> Task description: Read the listing and extract each line that includes the word "mouse".

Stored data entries
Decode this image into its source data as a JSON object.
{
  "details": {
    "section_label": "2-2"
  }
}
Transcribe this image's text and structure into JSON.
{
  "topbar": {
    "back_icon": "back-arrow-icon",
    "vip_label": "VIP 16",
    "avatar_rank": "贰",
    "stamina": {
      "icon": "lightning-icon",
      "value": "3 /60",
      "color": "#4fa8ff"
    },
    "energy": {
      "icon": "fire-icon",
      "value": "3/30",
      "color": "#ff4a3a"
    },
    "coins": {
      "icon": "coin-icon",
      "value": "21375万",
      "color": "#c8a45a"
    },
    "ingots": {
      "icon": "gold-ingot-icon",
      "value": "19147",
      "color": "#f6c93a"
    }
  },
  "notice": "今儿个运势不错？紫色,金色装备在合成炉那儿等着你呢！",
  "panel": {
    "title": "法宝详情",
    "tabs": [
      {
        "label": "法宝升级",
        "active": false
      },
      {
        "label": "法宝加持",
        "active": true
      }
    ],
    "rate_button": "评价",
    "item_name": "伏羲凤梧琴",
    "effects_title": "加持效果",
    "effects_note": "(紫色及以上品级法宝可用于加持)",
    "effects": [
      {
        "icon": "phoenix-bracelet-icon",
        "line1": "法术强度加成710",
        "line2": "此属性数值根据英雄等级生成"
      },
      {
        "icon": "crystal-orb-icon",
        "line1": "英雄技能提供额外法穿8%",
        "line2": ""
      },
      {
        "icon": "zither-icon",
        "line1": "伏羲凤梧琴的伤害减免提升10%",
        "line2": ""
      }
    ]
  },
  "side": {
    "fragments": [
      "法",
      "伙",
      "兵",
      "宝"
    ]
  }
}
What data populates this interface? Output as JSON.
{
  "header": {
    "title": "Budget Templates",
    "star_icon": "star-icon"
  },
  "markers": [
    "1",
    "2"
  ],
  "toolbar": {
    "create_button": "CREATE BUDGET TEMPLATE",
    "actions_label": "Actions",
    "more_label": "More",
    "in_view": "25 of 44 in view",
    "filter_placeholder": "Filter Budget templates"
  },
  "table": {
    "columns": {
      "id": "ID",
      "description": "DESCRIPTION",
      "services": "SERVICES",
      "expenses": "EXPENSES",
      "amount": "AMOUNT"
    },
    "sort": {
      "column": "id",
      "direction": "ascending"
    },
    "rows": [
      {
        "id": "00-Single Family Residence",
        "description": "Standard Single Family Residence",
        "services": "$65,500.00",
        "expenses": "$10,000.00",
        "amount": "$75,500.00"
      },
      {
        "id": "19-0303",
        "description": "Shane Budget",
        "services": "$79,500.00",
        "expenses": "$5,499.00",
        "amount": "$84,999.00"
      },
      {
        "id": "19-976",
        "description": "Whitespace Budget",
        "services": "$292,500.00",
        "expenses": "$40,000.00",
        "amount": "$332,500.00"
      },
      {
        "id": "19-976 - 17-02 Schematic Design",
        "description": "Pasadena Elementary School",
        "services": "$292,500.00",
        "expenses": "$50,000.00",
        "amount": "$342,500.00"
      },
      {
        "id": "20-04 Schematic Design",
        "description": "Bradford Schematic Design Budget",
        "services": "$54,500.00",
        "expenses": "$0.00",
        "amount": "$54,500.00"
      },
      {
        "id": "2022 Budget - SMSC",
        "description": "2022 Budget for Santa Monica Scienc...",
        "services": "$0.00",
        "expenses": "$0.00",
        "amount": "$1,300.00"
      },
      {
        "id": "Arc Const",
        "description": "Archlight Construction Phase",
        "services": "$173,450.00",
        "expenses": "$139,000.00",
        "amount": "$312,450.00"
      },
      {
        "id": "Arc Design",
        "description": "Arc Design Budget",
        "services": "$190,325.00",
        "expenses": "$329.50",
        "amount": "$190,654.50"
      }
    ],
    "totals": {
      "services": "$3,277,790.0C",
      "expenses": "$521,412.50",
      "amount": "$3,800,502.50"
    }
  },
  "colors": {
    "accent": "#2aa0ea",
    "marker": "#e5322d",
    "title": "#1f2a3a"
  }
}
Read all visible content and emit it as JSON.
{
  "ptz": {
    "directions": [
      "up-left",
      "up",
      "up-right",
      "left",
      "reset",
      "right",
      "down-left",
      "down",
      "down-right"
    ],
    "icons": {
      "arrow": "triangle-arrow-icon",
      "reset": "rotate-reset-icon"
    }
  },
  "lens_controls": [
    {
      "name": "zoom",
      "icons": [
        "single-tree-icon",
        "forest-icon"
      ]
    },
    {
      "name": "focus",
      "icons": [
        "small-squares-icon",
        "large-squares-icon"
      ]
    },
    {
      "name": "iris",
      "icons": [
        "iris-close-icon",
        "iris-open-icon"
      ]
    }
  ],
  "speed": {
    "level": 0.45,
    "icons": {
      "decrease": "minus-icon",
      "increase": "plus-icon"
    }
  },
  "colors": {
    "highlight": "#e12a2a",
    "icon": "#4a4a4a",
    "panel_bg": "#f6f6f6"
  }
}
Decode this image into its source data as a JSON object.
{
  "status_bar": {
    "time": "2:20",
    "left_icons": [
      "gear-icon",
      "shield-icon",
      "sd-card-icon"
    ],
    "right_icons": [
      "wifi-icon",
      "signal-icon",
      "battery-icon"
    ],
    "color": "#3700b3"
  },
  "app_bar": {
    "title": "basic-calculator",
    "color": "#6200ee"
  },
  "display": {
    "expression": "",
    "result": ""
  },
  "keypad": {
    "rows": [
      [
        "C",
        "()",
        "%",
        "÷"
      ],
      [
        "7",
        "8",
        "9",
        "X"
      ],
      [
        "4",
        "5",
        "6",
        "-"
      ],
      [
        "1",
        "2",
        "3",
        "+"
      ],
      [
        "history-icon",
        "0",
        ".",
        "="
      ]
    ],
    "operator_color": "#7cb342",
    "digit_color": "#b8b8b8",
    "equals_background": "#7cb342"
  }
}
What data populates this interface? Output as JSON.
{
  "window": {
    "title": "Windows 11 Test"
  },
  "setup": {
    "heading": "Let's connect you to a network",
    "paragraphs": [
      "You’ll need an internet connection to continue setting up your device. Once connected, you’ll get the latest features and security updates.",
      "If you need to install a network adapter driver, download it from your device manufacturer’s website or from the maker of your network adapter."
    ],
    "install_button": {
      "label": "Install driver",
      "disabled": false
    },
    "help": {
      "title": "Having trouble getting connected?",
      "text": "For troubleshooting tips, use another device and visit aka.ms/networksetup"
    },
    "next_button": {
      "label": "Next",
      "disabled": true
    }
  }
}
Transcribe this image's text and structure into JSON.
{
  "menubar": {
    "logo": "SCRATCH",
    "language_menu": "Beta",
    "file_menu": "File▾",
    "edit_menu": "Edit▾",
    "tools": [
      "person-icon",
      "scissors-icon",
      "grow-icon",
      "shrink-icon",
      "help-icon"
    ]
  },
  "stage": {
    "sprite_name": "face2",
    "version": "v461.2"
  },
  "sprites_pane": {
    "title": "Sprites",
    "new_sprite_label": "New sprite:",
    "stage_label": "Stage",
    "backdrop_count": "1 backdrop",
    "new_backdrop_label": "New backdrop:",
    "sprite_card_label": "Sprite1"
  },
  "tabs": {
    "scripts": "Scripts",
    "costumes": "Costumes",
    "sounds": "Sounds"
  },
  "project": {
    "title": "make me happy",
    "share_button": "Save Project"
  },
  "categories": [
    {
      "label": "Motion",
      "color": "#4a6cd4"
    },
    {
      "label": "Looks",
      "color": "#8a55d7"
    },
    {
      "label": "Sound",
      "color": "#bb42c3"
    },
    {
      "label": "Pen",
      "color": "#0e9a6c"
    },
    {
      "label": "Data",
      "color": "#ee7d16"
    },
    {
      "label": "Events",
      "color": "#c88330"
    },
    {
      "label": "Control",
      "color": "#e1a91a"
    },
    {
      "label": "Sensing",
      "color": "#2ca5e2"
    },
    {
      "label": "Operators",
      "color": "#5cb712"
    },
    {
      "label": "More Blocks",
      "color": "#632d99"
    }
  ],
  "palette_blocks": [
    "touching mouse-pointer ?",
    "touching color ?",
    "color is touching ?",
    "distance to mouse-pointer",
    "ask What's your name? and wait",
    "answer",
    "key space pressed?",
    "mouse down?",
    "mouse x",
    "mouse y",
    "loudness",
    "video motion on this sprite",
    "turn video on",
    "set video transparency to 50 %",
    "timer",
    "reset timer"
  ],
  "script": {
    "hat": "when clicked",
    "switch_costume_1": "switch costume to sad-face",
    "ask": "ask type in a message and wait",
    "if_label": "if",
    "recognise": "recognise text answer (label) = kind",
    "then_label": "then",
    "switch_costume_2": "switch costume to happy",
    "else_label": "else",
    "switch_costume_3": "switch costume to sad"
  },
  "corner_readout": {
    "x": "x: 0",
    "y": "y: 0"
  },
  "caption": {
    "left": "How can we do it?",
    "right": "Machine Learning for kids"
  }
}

> Answer:
    "touching mouse-pointer ?",
    "distance to mouse-pointer",
    "mouse down?",
    "mouse x",
    "mouse y",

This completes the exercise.